- What this task involves: Repeat the full listing, word for word.

Records from a dataset
>> start
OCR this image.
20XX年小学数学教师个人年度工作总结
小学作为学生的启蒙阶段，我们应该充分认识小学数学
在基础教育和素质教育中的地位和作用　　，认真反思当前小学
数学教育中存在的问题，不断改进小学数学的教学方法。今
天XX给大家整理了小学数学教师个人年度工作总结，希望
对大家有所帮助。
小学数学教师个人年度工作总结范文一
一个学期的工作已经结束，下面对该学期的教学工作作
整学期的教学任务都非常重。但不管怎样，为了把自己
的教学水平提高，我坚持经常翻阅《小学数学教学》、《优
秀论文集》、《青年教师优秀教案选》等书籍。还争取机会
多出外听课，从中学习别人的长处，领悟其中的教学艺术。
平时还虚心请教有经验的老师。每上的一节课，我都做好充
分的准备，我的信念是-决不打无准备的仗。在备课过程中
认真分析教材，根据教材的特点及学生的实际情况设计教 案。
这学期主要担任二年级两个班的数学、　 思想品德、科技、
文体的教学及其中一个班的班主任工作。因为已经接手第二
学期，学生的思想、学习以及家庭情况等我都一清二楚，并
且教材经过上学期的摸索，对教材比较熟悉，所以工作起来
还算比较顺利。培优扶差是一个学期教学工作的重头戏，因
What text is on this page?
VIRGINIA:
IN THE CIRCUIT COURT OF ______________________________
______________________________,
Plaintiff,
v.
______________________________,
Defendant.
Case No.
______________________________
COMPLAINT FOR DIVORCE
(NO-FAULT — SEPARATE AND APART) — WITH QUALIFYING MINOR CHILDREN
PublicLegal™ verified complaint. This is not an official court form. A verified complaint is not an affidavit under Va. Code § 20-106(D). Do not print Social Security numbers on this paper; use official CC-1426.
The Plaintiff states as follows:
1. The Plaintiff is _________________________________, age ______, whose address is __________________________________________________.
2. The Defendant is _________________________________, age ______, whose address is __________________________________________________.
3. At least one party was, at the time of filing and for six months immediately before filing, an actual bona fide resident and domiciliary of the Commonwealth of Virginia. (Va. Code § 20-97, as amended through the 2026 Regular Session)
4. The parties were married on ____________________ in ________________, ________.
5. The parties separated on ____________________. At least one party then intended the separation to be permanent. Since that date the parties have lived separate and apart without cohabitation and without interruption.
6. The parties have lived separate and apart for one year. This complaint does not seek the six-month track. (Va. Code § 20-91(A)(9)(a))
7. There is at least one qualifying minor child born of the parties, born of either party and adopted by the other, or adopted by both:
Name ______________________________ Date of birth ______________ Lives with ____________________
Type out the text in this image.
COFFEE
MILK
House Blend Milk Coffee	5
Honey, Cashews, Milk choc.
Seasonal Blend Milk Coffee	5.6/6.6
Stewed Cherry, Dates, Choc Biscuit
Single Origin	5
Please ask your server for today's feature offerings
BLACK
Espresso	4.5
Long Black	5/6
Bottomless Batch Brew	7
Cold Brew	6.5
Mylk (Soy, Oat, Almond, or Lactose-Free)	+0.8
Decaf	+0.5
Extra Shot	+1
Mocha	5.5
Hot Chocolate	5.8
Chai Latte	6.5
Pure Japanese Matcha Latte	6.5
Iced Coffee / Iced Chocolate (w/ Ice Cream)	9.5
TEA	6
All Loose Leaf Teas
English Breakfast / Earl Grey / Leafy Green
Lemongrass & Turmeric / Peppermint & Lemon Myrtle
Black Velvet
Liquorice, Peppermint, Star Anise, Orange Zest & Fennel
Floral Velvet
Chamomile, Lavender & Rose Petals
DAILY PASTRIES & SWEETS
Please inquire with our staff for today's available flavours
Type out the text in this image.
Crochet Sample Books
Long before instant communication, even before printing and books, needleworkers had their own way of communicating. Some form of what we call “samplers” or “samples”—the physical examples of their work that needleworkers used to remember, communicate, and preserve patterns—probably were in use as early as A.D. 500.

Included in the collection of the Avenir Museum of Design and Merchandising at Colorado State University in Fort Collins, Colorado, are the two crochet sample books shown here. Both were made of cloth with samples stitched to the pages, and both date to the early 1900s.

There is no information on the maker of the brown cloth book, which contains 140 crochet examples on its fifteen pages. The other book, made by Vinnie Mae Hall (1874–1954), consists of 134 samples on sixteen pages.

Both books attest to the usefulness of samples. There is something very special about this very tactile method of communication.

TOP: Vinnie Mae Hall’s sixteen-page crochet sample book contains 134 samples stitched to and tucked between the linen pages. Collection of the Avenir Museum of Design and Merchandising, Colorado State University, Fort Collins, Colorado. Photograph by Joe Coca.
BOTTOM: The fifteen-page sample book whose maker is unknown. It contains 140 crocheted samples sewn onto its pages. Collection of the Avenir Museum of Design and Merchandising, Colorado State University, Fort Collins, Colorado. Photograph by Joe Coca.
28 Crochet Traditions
>> end
- Output of the task:
OCR this image.
20XX年小学数学教师个人年度工作总结
小学作为学生的启蒙阶段，我们应该充分认识小学数学
在基础教育和素质教育中的地位和作用　　，认真反思当前小学
数学教育中存在的问题，不断改进小学数学的教学方法。今
天XX给大家整理了小学数学教师个人年度工作总结，希望
对大家有所帮助。
小学数学教师个人年度工作总结范文一
一个学期的工作已经结束，下面对该学期的教学工作作
整学期的教学任务都非常重。但不管怎样，为了把自己
的教学水平提高，我坚持经常翻阅《小学数学教学》、《优
秀论文集》、《青年教师优秀教案选》等书籍。还争取机会
多出外听课，从中学习别人的长处，领悟其中的教学艺术。
平时还虚心请教有经验的老师。每上的一节课，我都做好充
分的准备，我的信念是-决不打无准备的仗。在备课过程中
认真分析教材，根据教材的特点及学生的实际情况设计教 案。
这学期主要担任二年级两个班的数学、　 思想品德、科技、
文体的教学及其中一个班的班主任工作。因为已经接手第二
学期，学生的思想、学习以及家庭情况等我都一清二楚，并
且教材经过上学期的摸索，对教材比较熟悉，所以工作起来
还算比较顺利。培优扶差是一个学期教学工作的重头戏，因
What text is on this page?
VIRGINIA:
IN THE CIRCUIT COURT OF ______________________________
______________________________,
Plaintiff,
v.
______________________________,
Defendant.
Case No.
______________________________
COMPLAINT FOR DIVORCE
(NO-FAULT — SEPARATE AND APART) — WITH QUALIFYING MINOR CHILDREN
PublicLegal™ verified complaint. This is not an official court form. A verified complaint is not an affidavit under Va. Code § 20-106(D). Do not print Social Security numbers on this paper; use official CC-1426.
The Plaintiff states as follows:
1. The Plaintiff is _________________________________, age ______, whose address is __________________________________________________.
2. The Defendant is _________________________________, age ______, whose address is __________________________________________________.
3. At least one party was, at the time of filing and for six months immediately before filing, an actual bona fide resident and domiciliary of the Commonwealth of Virginia. (Va. Code § 20-97, as amended through the 2026 Regular Session)
4. The parties were married on ____________________ in ________________, ________.
5. The parties separated on ____________________. At least one party then intended the separation to be permanent. Since that date the parties have lived separate and apart without cohabitation and without interruption.
6. The parties have lived separate and apart for one year. This complaint does not seek the six-month track. (Va. Code § 20-91(A)(9)(a))
7. There is at least one qualifying minor child born of the parties, born of either party and adopted by the other, or adopted by both:
Name ______________________________ Date of birth ______________ Lives with ____________________
Type out the text in this image.
COFFEE
MILK
House Blend Milk Coffee	5
Honey, Cashews, Milk choc.
Seasonal Blend Milk Coffee	5.6/6.6
Stewed Cherry, Dates, Choc Biscuit
Single Origin	5
Please ask your server for today's feature offerings
BLACK
Espresso	4.5
Long Black	5/6
Bottomless Batch Brew	7
Cold Brew	6.5
Mylk (Soy, Oat, Almond, or Lactose-Free)	+0.8
Decaf	+0.5
Extra Shot	+1
Mocha	5.5
Hot Chocolate	5.8
Chai Latte	6.5
Pure Japanese Matcha Latte	6.5
Iced Coffee / Iced Chocolate (w/ Ice Cream)	9.5
TEA	6
All Loose Leaf Teas
English Breakfast / Earl Grey / Leafy Green
Lemongrass & Turmeric / Peppermint & Lemon Myrtle
Black Velvet
Liquorice, Peppermint, Star Anise, Orange Zest & Fennel
Floral Velvet
Chamomile, Lavender & Rose Petals
DAILY PASTRIES & SWEETS
Please inquire with our staff for today's available flavours
Type out the text in this image.
Crochet Sample Books
Long before instant communication, even before printing and books, needleworkers had their own way of communicating. Some form of what we call “samplers” or “samples”—the physical examples of their work that needleworkers used to remember, communicate, and preserve patterns—probably were in use as early as A.D. 500.

Included in the collection of the Avenir Museum of Design and Merchandising at Colorado State University in Fort Collins, Colorado, are the two crochet sample books shown here. Both were made of cloth with samples stitched to the pages, and both date to the early 1900s.

There is no information on the maker of the brown cloth book, which contains 140 crochet examples on its fifteen pages. The other book, made by Vinnie Mae Hall (1874–1954), consists of 134 samples on sixteen pages.

Both books attest to the usefulness of samples. There is something very special about this very tactile method of communication.

TOP: Vinnie Mae Hall’s sixteen-page crochet sample book contains 134 samples stitched to and tucked between the linen pages. Collection of the Avenir Museum of Design and Merchandising, Colorado State University, Fort Collins, Colorado. Photograph by Joe Coca.
BOTTOM: The fifteen-page sample book whose maker is unknown. It contains 140 crocheted samples sewn onto its pages. Collection of the Avenir Museum of Design and Merchandising, Colorado State University, Fort Collins, Colorado. Photograph by Joe Coca.
28 Crochet Traditions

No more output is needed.